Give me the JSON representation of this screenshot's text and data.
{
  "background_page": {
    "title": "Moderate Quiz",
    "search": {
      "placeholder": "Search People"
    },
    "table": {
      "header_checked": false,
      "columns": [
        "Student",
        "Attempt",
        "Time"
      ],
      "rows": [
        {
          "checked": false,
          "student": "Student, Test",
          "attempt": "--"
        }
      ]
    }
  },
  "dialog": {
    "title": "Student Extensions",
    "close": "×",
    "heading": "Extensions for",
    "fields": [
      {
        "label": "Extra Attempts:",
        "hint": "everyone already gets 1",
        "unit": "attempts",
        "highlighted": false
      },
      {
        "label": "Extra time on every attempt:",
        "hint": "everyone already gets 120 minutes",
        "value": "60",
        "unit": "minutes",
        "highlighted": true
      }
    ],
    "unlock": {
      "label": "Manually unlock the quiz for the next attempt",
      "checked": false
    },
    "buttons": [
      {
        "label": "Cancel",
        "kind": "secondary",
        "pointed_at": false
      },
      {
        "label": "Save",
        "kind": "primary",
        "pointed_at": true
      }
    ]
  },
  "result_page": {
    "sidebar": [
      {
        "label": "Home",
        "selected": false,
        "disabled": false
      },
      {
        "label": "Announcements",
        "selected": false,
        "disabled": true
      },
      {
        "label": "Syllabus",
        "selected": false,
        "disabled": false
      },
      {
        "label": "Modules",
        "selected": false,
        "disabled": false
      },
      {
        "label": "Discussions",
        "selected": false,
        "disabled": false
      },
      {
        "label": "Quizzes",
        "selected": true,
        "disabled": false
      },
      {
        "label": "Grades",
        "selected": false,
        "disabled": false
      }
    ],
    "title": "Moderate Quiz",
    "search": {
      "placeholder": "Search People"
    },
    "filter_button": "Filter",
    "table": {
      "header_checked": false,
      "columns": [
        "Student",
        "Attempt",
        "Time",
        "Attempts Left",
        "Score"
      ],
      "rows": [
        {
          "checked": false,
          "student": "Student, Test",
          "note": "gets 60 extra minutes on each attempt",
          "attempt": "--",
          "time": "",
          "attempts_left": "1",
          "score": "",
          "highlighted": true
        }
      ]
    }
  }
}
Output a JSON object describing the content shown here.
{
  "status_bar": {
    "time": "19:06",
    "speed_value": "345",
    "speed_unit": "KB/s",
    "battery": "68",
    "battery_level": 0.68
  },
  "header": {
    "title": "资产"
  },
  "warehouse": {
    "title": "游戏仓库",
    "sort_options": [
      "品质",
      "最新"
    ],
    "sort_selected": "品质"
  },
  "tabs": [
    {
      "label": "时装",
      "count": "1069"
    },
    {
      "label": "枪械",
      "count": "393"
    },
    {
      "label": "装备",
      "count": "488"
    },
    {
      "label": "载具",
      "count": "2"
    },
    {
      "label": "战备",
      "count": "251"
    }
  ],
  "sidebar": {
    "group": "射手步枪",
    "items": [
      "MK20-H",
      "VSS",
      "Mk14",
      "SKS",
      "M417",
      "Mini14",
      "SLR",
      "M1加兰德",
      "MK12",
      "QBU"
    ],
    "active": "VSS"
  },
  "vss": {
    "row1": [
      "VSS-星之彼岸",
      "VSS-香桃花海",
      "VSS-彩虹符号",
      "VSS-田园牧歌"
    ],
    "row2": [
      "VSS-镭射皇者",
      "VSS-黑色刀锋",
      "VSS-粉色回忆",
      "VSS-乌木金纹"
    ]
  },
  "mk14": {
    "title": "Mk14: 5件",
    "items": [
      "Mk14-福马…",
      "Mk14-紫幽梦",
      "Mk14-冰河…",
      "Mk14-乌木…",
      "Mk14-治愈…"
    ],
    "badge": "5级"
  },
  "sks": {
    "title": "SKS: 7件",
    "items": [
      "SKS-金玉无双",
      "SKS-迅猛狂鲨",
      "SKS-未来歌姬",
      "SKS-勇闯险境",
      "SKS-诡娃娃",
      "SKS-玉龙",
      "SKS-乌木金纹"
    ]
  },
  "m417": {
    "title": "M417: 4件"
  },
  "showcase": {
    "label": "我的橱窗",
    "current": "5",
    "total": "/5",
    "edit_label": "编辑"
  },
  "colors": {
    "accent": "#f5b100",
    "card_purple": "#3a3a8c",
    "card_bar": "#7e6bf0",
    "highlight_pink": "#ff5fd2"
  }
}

———

> **Task description**
Copy each line above that contains the string "gets".

> **Complete output**
        "hint": "everyone already gets 1",
        "hint": "everyone already gets 120 minutes",
          "note": "gets 60 extra minutes on each attempt",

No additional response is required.